----- VORLIEGENDER TEXT

„Neugierig, ob ich’s finde: mein Vaterland“: Florian Boesch singt Kreneks „Reisebuch“
Von Albert Seitlinger
15.12.2024
Dass man am Silvesterabend in der Wiener Staatsoper „Die Fledermaus“ von Johann Strauß gibt, galt schon in den 1920er Jahren als fest verankerte Tradition. Doch am 31. Dezember des Jahres 1927 war alles anders: Da wartete das Wiener Publikum mit Spannung auf die Premiere jener Oper, die seit dem Frühjahr ganz Europa in Atem hielt. Der junge Komponist allerdings saß während der Vorstellung mit Freunden in einem Café schräg gegenüber dem Bühneneingang und wartete im Abendanzug auf einen Boten von der Oper. Der sollte ihn holen, wenn es an der Zeit war, vor den Vorhang zu treten.
Seit der Uraufführung am 10. Februar 1927 in Leipzig war Kreneks „Jonny spielt auf“, oft verfälschend als „Jazz-Oper“ apostrophiert, von einem Erfolg zum nächsten geeilt. In der Saison 1927/28 standen 421 Aufführungen in
45 unterschiedlichen Städten auf dem Programm, und auch diesmal flog Krenek der Jubel des Publikums entgegen.
Sieben Jahre waren vergangen, seit Ernst Krenek 1920 als Student der Wiener Musikakademie seinem Lehrer Franz Schreker nach Berlin gefolgt war. Allen politischen Unruhen der Weimarer Republik zum Trotz war Berlin das Zentrum einer neuen Epoche: Modernität, Fortschritt und Zeitgeist prägten das Leben der Metropole. Krenek atmete frische Luft. Im Frühjahr 1921 komponierte er sein erstes, atonales Streichquartett und landete beim Nürnberger Musikfest einen Sensationserfolg. 1923 löste die Uraufführung seiner monumentalen Zweiten Symphonie in Kassel einen Tumult aus. Jetzt galt Krenek als „Ultramodernist“, war angesehen und voller Tatendrang.

----------

**AUFGABEN:**
1. Wo und wann fand laut dem Artikel über Krenek die Uraufführung von „Jonny spielt auf“ statt?
2. Fasse den Artikel über Krenek in drei Sätzen zusammen.
3. Gib den Absatz im Artikel über Krenek, der mit „Sieben Jahre waren vergangen“ beginnt, als Liste mit den wichtigsten Fakten wieder.
Die Datensätze stehen in keinem Zusammenhang mit dem Artikel über Krenek.

----- DATENSÄTZE

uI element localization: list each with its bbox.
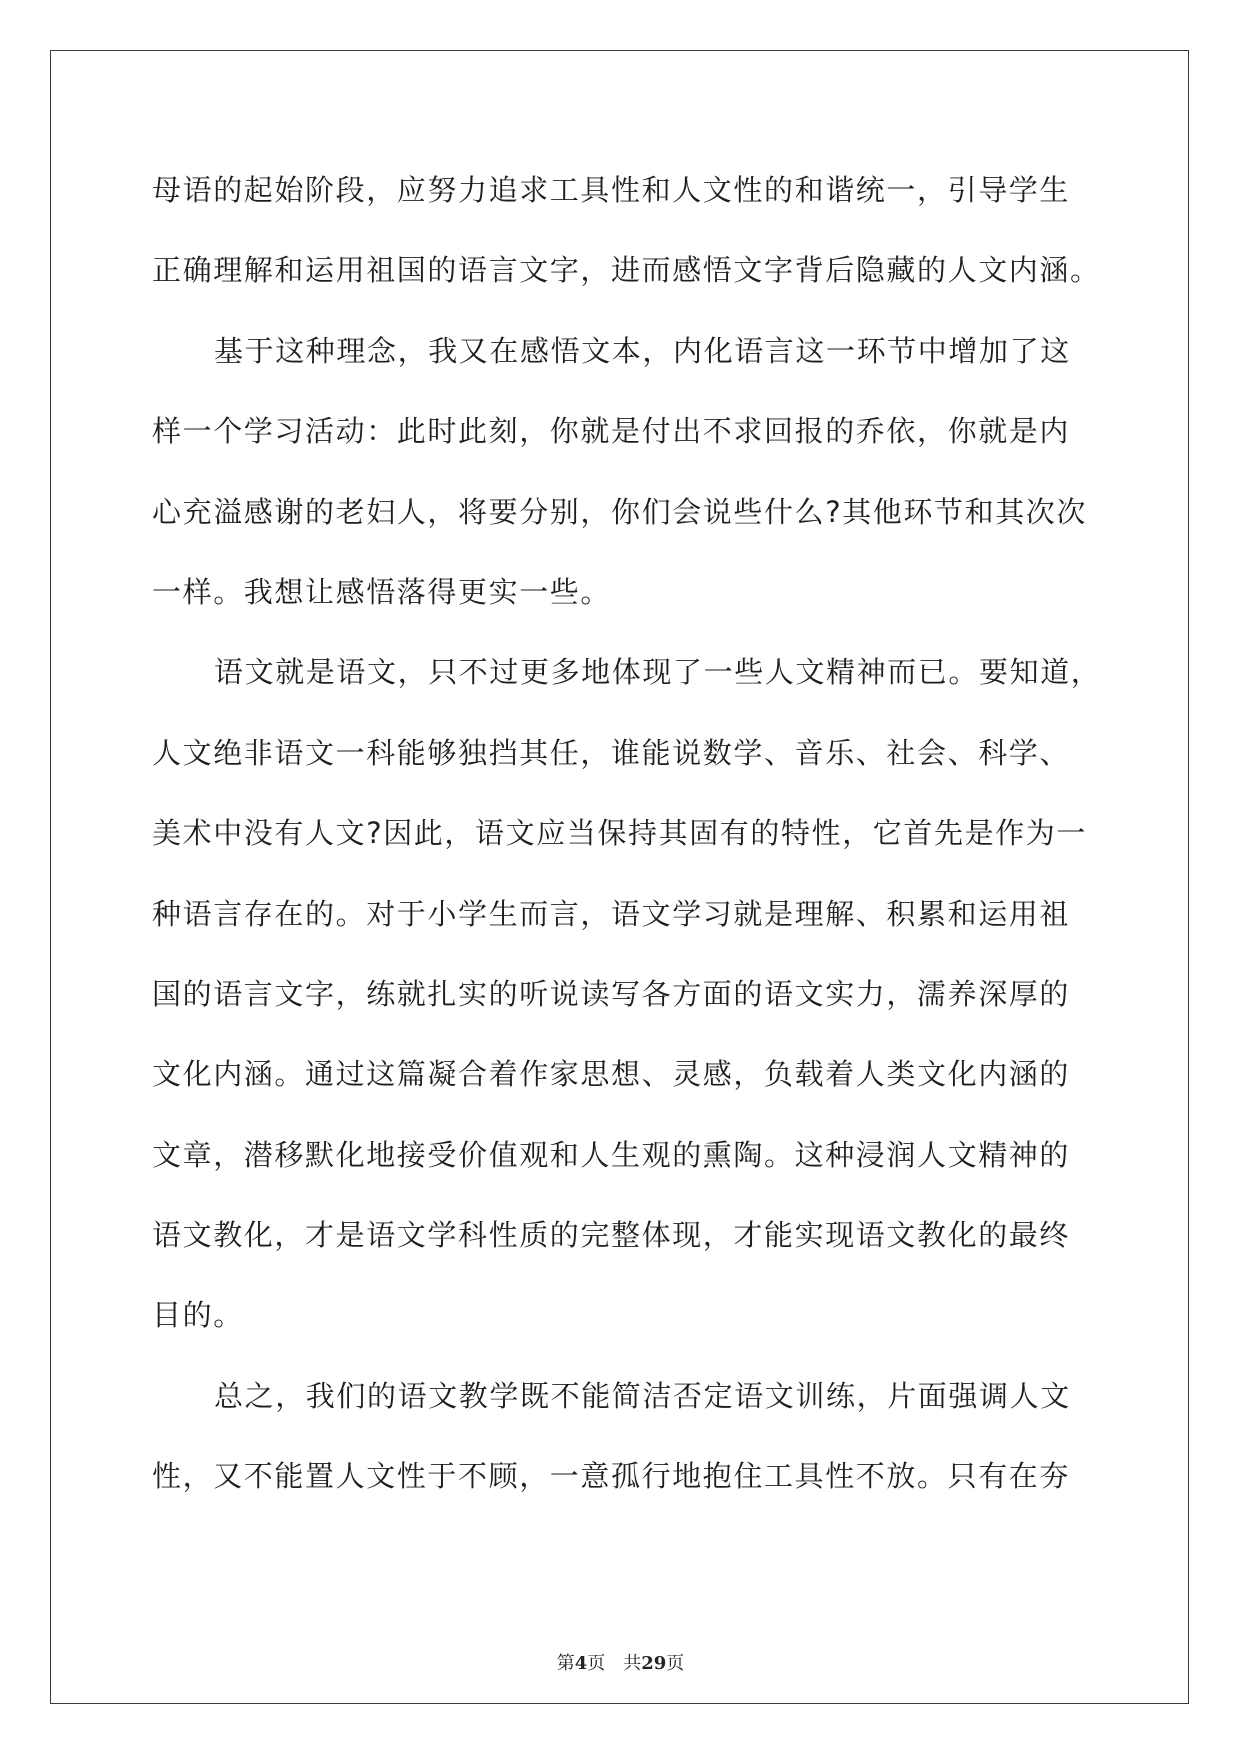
page-number: 4 (574, 1653, 588, 1674)
page-footer (0, 1652, 1241, 1676)
text-line: 样一个学习活动：此时此刻，你就是付出不求回报的乔依，你就是内 (152, 414, 1071, 449)
text-line: 总之，我们的语文教学既不能简洁否定语文训练，片面强调人文 (214, 1378, 1071, 1413)
text-line: 心充溢感谢的老妇人，将要分别，你们会说些什么?其他环节和其次次 (152, 494, 1087, 529)
text-line: 美术中没有人文?因此，语文应当保持其固有的特性，它首先是作为一 (152, 816, 1087, 851)
total-pages: 29 (641, 1653, 667, 1674)
document-body (152, 160, 1102, 1527)
text-line: 语文教化，才是语文学科性质的完整体现，才能实现语文教化的最终 (152, 1218, 1071, 1253)
text-line: 一样。我想让感悟落得更实一些。 (152, 574, 612, 609)
text-line: 性，又不能置人文性于不顾，一意孤行地抱住工具性不放。只有在夯 (152, 1459, 1071, 1494)
text-line: 语文就是语文，只不过更多地体现了一些人文精神而已。要知道， (214, 655, 1102, 690)
total-prefix: 共 (623, 1653, 642, 1674)
text-line: 人文绝非语文一科能够独挡其任，谁能说数学、音乐、社会、科学、 (152, 735, 1071, 770)
text-line: 文章，潜移默化地接受价值观和人生观的熏陶。这种浸润人文精神的 (152, 1137, 1071, 1172)
total-suffix: 页 (666, 1653, 685, 1674)
text-line: 基于这种理念，我又在感悟文本，内化语言这一环节中增加了这 (214, 333, 1071, 368)
text-line: 国的语言文字，练就扎实的听说读写各方面的语文实力，濡养深厚的 (152, 976, 1071, 1011)
text-line: 正确理解和运用祖国的语言文字，进而感悟文字背后隐藏的人文内涵。 (152, 253, 1101, 288)
page-prefix: 第 (556, 1653, 575, 1674)
text-line: 目的。 (152, 1298, 244, 1333)
page-suffix: 页 (587, 1653, 606, 1674)
text-line: 母语的起始阶段，应努力追求工具性和人文性的和谐统一，引导学生 (152, 173, 1071, 207)
text-line: 文化内涵。通过这篇凝合着作家思想、灵感，负载着人类文化内涵的 (152, 1057, 1071, 1092)
text-line: 种语言存在的。对于小学生而言，语文学习就是理解、积累和运用祖 (152, 896, 1071, 931)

----------

**LÖSUNGEN:**
1. Am 10. Februar 1927 in Leipzig.

2. Am 31. Dezember 1927 erwartete das Wiener Publikum in der Staatsoper statt der traditionellen „Fledermaus“ die Premiere einer Oper, die ganz Europa in Atem hielt, während Krenek in einem Café gegenüber dem Bühneneingang auf einen Boten wartete. Seine Oper „Jonny spielt auf“ war seit der Uraufführung in Leipzig von einem Erfolg zum nächsten geeilt und stand in der Saison 1927/28 mit 421 Aufführungen in 45 Städten auf dem Programm. Sieben Jahre zuvor war Krenek seinem Lehrer Franz Schreker nach Berlin gefolgt, wo er mit seinem ersten Streichquartett und seiner Zweiten Symphonie Aufsehen erregte und danach als „Ultramodernist“ galt.

3.
- 1920 folgte Krenek als Student der Wiener Musikakademie seinem Lehrer Franz Schreker nach Berlin.
- Trotz der politischen Unruhen der Weimarer Republik war Berlin das Zentrum einer neuen Epoche, geprägt von Modernität, Fortschritt und Zeitgeist.
- Im Frühjahr 1921 komponierte Krenek sein erstes, atonales Streichquartett und landete damit beim Nürnberger Musikfest einen Sensationserfolg.
- 1923 löste die Uraufführung seiner monumentalen Zweiten Symphonie in Kassel einen Tumult aus.
- Danach galt Krenek als „Ultramodernist“, war angesehen und voller Tatendrang.